Problem requirements:
Lines that hold the word "structured" should be located and copied.
## start Data listing
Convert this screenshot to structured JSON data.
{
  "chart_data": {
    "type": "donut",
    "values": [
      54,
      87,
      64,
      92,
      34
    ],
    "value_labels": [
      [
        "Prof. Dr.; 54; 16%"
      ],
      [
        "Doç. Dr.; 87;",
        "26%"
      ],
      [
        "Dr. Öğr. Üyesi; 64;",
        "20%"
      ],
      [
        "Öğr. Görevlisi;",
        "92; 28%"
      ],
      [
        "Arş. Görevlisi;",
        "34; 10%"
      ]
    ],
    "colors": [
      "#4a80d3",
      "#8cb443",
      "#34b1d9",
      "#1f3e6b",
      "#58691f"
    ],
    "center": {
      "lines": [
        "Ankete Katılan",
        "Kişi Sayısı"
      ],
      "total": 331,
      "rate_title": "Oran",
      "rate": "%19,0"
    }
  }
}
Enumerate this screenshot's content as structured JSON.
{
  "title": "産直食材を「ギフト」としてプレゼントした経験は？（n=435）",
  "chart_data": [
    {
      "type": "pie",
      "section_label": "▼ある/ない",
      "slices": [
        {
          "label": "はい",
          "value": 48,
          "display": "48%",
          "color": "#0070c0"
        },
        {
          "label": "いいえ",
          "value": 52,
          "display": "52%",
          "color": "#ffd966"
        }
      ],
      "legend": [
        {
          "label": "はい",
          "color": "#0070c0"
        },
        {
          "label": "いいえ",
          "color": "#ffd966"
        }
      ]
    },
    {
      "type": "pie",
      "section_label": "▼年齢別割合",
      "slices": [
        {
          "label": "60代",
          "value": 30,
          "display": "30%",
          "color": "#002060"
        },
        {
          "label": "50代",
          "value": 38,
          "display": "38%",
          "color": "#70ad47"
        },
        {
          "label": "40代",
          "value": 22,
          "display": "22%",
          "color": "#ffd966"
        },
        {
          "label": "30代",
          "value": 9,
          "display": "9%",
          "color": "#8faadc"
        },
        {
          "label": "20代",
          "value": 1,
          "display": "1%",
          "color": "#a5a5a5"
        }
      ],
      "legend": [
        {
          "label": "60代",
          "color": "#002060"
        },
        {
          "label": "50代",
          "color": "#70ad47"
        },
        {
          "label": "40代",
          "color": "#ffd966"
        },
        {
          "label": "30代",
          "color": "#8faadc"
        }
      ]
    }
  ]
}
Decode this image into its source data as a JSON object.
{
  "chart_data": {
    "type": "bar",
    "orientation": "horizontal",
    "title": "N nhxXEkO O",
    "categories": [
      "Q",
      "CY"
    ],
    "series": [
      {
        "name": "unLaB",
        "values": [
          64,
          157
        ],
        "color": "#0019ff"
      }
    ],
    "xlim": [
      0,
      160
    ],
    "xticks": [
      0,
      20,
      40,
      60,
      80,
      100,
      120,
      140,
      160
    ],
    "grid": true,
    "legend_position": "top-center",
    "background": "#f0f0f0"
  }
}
## end Data listing
## start Data listing
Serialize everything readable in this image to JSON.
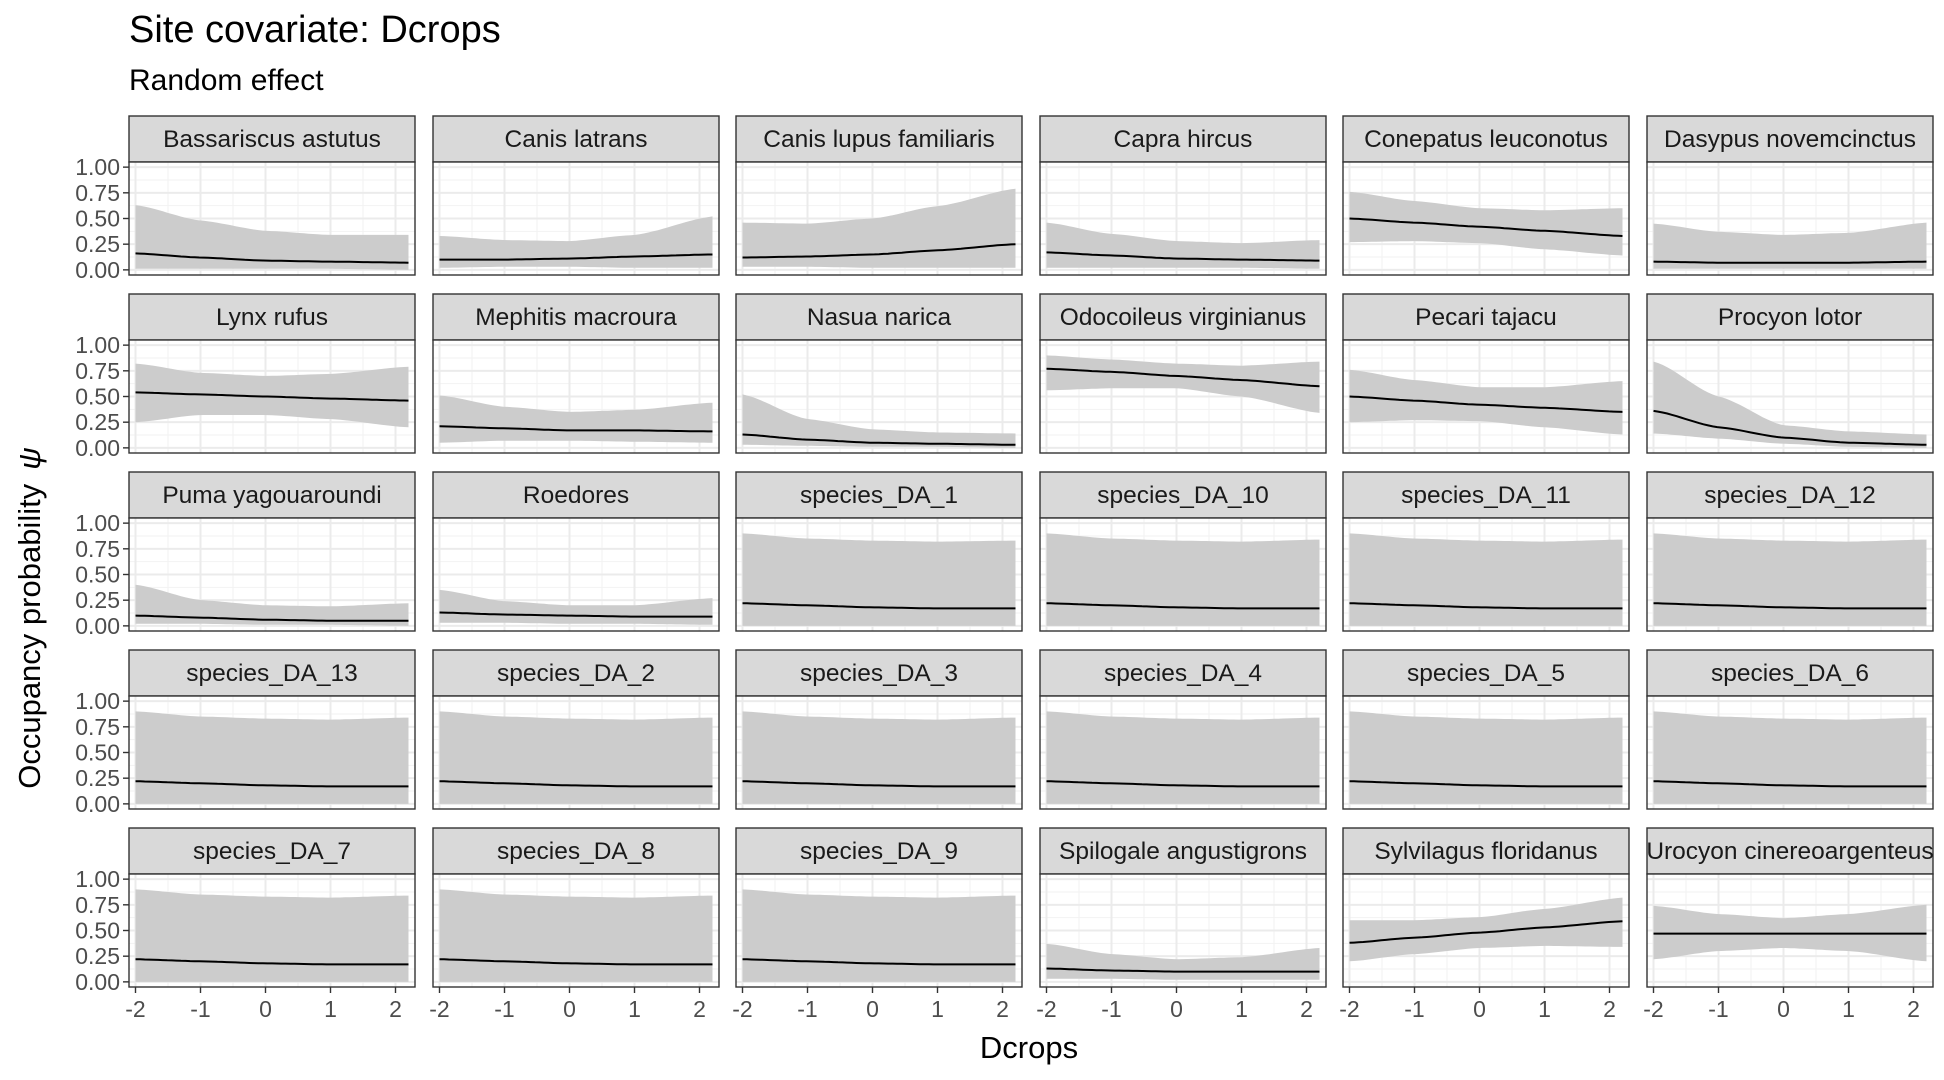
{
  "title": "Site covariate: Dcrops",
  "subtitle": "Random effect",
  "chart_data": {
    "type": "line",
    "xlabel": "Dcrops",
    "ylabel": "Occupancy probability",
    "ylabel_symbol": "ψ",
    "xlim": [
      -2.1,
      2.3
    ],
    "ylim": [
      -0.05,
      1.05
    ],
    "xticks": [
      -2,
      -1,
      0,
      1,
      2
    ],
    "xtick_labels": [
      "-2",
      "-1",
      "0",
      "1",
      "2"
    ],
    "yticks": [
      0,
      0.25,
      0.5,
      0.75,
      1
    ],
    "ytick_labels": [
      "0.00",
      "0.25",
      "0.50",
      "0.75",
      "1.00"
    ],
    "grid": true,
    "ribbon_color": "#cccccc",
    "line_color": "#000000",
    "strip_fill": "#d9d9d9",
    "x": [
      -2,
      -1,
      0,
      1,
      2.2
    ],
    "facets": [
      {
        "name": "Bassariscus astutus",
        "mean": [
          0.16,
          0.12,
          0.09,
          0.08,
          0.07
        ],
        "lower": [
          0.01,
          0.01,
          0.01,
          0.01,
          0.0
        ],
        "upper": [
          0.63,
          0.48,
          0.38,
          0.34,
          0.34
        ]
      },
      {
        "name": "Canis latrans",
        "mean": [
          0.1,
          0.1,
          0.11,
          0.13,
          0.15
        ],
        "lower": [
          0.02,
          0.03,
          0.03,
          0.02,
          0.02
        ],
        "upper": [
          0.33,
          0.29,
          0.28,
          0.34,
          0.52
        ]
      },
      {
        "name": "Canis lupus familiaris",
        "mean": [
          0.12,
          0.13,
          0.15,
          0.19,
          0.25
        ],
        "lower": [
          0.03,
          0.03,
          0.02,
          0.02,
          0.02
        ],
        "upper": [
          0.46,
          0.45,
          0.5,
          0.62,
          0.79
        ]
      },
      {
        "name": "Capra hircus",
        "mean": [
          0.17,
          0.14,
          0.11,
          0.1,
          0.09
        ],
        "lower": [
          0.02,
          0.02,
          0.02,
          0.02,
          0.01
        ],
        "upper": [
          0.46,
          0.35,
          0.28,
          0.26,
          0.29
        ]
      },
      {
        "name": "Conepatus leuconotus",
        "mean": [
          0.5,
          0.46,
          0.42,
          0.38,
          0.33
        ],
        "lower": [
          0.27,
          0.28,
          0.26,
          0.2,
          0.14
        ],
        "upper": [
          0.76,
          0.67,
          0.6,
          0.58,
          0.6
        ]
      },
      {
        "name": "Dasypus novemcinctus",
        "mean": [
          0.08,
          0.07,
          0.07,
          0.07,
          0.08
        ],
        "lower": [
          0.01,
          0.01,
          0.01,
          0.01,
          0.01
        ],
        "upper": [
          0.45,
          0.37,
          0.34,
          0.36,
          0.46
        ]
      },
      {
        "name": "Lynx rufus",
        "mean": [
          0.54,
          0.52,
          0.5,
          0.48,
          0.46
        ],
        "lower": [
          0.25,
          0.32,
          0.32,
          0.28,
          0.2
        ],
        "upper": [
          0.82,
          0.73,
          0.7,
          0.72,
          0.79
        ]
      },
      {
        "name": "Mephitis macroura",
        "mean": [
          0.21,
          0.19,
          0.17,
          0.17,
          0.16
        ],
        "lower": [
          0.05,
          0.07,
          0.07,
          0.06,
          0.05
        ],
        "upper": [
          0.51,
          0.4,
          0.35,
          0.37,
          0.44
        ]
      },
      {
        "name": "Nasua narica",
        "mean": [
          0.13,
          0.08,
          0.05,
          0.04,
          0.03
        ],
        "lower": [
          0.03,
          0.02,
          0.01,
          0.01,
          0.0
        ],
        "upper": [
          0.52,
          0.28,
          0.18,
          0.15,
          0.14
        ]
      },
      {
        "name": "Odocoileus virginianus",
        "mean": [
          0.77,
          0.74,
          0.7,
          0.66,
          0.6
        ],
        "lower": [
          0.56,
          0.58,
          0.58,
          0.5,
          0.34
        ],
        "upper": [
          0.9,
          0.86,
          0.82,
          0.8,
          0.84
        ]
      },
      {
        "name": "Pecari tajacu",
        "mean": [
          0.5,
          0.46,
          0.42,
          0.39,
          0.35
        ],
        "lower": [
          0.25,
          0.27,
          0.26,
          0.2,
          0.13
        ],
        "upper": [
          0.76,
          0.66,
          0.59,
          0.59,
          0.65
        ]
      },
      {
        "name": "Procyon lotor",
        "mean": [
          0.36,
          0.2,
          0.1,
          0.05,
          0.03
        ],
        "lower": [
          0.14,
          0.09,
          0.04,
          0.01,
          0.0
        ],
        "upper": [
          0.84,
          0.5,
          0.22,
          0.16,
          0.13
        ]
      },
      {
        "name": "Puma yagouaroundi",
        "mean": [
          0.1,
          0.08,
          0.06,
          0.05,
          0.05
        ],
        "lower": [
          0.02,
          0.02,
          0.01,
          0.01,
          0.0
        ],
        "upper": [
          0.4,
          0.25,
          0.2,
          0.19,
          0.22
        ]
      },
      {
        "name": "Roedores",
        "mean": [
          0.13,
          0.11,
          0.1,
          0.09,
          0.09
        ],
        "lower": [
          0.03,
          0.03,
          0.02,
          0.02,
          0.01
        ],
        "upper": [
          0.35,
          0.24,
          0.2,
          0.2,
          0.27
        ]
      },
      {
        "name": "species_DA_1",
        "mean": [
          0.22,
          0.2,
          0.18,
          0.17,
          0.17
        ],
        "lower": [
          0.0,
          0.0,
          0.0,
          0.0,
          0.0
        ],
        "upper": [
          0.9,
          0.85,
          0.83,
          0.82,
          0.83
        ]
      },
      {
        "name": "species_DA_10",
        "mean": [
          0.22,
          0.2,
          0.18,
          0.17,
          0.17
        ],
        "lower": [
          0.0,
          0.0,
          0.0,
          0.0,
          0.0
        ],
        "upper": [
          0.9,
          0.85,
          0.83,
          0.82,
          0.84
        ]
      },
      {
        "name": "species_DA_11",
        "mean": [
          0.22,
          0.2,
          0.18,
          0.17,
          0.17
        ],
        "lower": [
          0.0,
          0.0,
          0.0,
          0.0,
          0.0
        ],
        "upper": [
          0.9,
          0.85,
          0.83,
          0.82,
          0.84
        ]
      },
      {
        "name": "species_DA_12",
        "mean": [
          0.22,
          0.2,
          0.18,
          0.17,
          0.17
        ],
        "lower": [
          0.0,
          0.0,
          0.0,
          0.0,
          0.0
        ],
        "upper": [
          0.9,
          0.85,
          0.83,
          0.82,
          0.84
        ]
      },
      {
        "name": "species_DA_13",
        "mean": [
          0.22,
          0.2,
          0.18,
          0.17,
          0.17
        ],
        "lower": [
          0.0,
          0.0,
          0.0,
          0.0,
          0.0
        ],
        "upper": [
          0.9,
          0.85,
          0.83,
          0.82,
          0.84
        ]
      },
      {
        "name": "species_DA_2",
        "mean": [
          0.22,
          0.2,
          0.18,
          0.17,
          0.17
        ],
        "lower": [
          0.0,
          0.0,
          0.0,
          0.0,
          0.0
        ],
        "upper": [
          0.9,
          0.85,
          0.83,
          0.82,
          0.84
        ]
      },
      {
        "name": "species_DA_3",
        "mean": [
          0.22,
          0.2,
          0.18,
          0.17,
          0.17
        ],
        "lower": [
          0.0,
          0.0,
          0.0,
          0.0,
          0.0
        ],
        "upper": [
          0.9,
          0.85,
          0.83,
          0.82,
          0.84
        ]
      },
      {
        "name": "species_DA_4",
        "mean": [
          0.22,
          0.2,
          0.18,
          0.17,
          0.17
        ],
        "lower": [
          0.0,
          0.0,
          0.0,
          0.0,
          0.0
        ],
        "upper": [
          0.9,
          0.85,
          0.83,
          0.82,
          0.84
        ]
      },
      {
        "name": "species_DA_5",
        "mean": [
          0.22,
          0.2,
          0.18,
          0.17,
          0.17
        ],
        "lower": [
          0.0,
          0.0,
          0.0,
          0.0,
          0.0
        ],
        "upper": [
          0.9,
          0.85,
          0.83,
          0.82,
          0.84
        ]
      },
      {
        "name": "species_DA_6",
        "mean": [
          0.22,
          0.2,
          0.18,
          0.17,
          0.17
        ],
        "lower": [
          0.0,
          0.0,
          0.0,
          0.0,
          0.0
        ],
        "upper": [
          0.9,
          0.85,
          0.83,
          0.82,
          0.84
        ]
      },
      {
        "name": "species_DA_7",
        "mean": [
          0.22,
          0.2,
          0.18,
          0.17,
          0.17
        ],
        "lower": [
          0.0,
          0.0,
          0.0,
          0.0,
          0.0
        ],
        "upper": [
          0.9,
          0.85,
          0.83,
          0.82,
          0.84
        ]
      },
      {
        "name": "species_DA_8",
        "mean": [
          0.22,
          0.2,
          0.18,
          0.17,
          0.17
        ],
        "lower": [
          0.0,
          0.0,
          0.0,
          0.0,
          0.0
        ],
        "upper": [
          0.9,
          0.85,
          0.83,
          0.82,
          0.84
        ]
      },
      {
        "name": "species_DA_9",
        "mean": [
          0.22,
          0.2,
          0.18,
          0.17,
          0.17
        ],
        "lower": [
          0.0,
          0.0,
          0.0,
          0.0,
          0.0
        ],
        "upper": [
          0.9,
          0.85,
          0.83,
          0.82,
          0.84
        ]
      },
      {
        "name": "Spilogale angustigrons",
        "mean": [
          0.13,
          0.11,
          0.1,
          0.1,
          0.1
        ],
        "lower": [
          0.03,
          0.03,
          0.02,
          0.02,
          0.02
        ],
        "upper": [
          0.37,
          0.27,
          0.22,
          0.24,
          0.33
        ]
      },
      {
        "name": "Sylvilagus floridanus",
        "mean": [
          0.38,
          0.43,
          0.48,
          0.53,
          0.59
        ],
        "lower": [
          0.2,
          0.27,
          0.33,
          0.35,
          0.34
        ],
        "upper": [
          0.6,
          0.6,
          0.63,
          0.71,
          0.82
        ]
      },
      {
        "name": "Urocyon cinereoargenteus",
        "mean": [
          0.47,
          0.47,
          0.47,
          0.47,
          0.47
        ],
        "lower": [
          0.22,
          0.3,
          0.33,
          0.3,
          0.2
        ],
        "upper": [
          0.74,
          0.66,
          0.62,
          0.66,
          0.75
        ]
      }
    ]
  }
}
## end Data listing
Answer in full:
Convert this screenshot to structured JSON data.
Enumerate this screenshot's content as structured JSON.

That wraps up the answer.